## Begin
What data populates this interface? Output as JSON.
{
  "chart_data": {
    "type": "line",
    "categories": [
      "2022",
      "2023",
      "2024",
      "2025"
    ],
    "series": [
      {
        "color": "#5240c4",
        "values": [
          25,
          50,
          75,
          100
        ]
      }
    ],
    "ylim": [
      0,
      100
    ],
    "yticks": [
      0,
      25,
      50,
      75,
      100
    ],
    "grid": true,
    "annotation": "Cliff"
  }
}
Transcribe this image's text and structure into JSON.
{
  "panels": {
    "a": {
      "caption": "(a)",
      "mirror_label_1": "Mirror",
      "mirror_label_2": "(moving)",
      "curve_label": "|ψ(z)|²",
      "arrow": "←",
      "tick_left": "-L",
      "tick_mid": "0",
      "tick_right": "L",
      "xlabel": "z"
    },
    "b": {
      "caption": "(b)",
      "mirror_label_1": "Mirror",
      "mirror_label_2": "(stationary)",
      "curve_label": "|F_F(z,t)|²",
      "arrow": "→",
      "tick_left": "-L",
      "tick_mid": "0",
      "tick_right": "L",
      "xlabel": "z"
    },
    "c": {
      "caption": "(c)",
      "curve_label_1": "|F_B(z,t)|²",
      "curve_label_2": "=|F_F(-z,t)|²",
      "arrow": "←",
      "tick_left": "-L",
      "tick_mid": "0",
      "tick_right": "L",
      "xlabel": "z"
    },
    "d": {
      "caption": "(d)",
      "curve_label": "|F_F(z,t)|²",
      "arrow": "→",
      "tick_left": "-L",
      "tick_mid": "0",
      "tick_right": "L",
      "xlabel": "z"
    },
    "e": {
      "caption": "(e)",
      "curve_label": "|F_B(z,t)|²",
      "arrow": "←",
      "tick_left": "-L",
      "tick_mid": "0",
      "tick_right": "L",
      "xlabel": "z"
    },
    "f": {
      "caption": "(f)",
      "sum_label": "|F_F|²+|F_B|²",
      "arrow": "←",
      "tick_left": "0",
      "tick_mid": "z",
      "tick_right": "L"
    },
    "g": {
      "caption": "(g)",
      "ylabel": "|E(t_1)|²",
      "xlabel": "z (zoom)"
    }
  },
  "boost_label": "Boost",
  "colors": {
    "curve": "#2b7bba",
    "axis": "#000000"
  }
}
## End
TASK BRIEF: Answer with a single number: the count of lines holding the word "this".

TASK OUTPUT: 2